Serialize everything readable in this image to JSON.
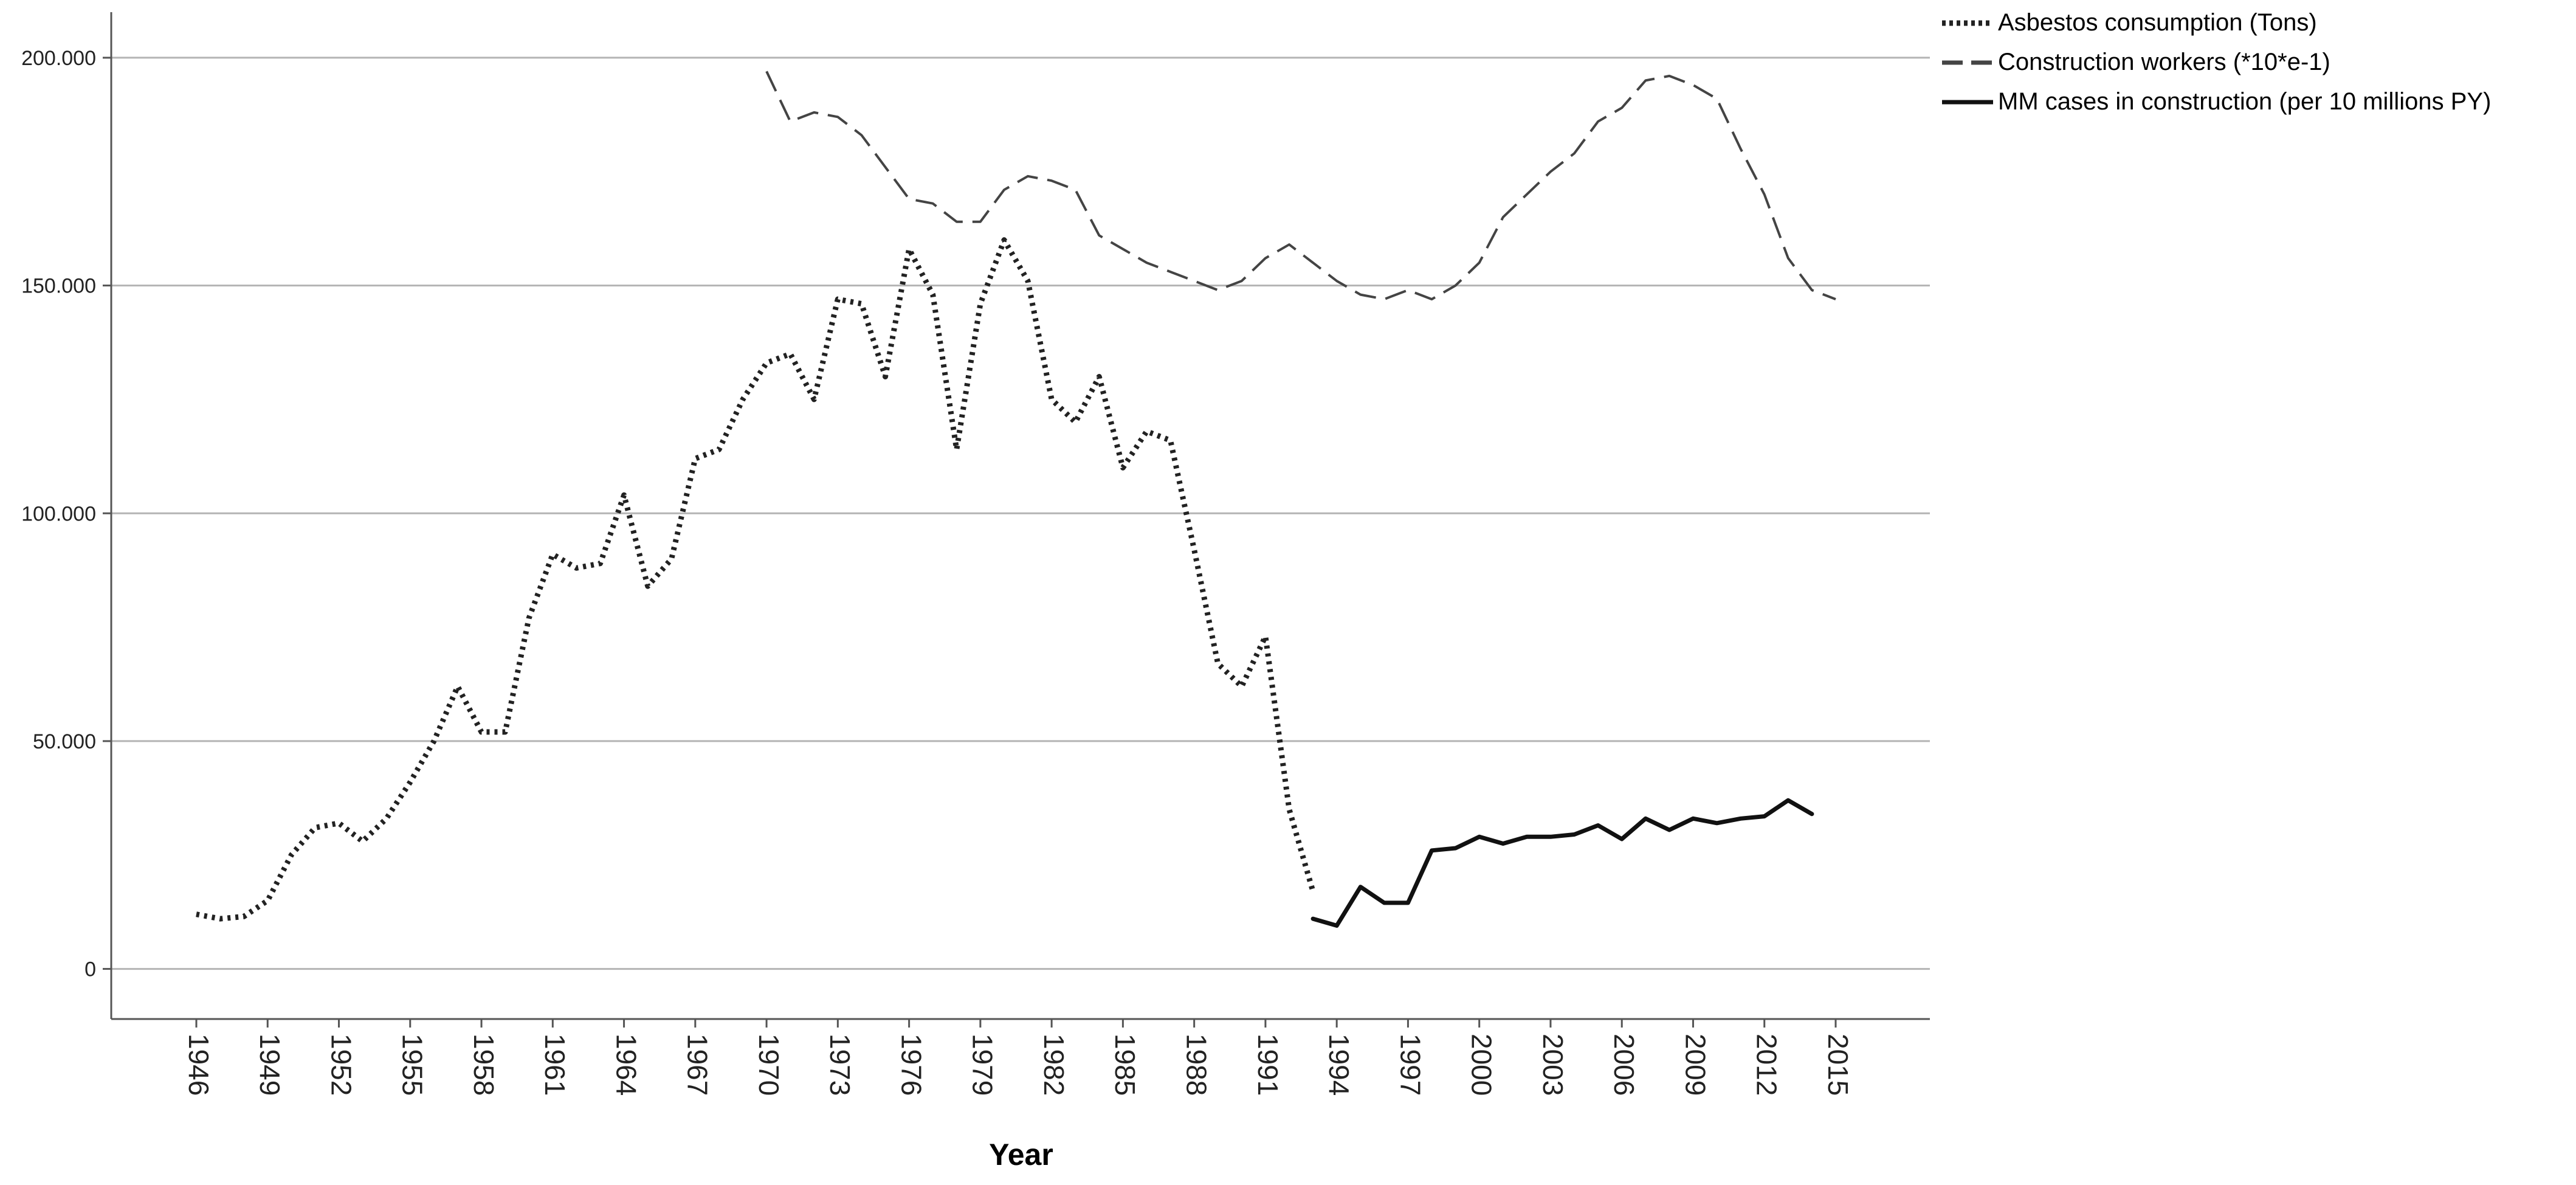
{
  "chart_data": {
    "type": "line",
    "title": "",
    "xlabel": "Year",
    "ylabel": "",
    "ylim": [
      -11000,
      210000
    ],
    "xlim": [
      1944.5,
      2019
    ],
    "grid": "horizontal",
    "legend_position": "top-right",
    "y_ticks": [
      0,
      50000,
      100000,
      150000,
      200000
    ],
    "y_tick_labels": [
      "0",
      "50.000",
      "100.000",
      "150.000",
      "200.000"
    ],
    "x_ticks": [
      1946,
      1949,
      1952,
      1955,
      1958,
      1961,
      1964,
      1967,
      1970,
      1973,
      1976,
      1979,
      1982,
      1985,
      1988,
      1991,
      1994,
      1997,
      2000,
      2003,
      2006,
      2009,
      2012,
      2015
    ],
    "x_tick_labels": [
      "1946",
      "1949",
      "1952",
      "1955",
      "1958",
      "1961",
      "1964",
      "1967",
      "1970",
      "1973",
      "1976",
      "1979",
      "1982",
      "1985",
      "1988",
      "1991",
      "1994",
      "1997",
      "2000",
      "2003",
      "2006",
      "2009",
      "2012",
      "2015"
    ],
    "series": [
      {
        "name": "Asbestos consumption (Tons)",
        "style": "dotted",
        "color": "#222222",
        "x": [
          1946,
          1947,
          1948,
          1949,
          1950,
          1951,
          1952,
          1953,
          1954,
          1955,
          1956,
          1957,
          1958,
          1959,
          1960,
          1961,
          1962,
          1963,
          1964,
          1965,
          1966,
          1967,
          1968,
          1969,
          1970,
          1971,
          1972,
          1973,
          1974,
          1975,
          1976,
          1977,
          1978,
          1979,
          1980,
          1981,
          1982,
          1983,
          1984,
          1985,
          1986,
          1987,
          1988,
          1989,
          1990,
          1991,
          1992,
          1993
        ],
        "y": [
          12000,
          11000,
          11500,
          15000,
          25000,
          31000,
          32000,
          28000,
          33000,
          41000,
          50000,
          62000,
          52000,
          52000,
          77000,
          91000,
          88000,
          89000,
          104000,
          84000,
          90000,
          112000,
          114000,
          125000,
          133000,
          135000,
          125000,
          147000,
          146000,
          130000,
          158000,
          148000,
          114000,
          146000,
          160000,
          151000,
          125000,
          120000,
          130000,
          110000,
          118000,
          116000,
          92000,
          67000,
          62000,
          73000,
          35000,
          17000
        ]
      },
      {
        "name": "Construction workers (*10*e-1)",
        "style": "dashed",
        "color": "#444444",
        "x": [
          1970,
          1971,
          1972,
          1973,
          1974,
          1975,
          1976,
          1977,
          1978,
          1979,
          1980,
          1981,
          1982,
          1983,
          1984,
          1985,
          1986,
          1987,
          1988,
          1989,
          1990,
          1991,
          1992,
          1993,
          1994,
          1995,
          1996,
          1997,
          1998,
          1999,
          2000,
          2001,
          2002,
          2003,
          2004,
          2005,
          2006,
          2007,
          2008,
          2009,
          2010,
          2011,
          2012,
          2013,
          2014,
          2015
        ],
        "y": [
          197000,
          186000,
          188000,
          187000,
          183000,
          176000,
          169000,
          168000,
          164000,
          164000,
          171000,
          174000,
          173000,
          171000,
          161000,
          158000,
          155000,
          153000,
          151000,
          149000,
          151000,
          156000,
          159000,
          155000,
          151000,
          148000,
          147000,
          149000,
          147000,
          150000,
          155000,
          165000,
          170000,
          175000,
          179000,
          186000,
          189000,
          195000,
          196000,
          194000,
          191000,
          180000,
          170000,
          156000,
          149000,
          147000
        ]
      },
      {
        "name": "MM cases in construction (per 10 millions PY)",
        "style": "solid",
        "color": "#111111",
        "x": [
          1993,
          1994,
          1995,
          1996,
          1997,
          1998,
          1999,
          2000,
          2001,
          2002,
          2003,
          2004,
          2005,
          2006,
          2007,
          2008,
          2009,
          2010,
          2011,
          2012,
          2013,
          2014
        ],
        "y": [
          11000,
          9500,
          18000,
          14500,
          14500,
          26000,
          26500,
          29000,
          27500,
          29000,
          29000,
          29500,
          31500,
          28500,
          33000,
          30500,
          33000,
          32000,
          33000,
          33500,
          37000,
          34000
        ]
      }
    ]
  }
}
_____
Exercise prompt: In the records above, find each line that holds the word "name"; copy all such lines.

Solution:
        "name": "Asbestos consumption (Tons)",
        "name": "Construction workers (*10*e-1)",
        "name": "MM cases in construction (per 10 millions PY)",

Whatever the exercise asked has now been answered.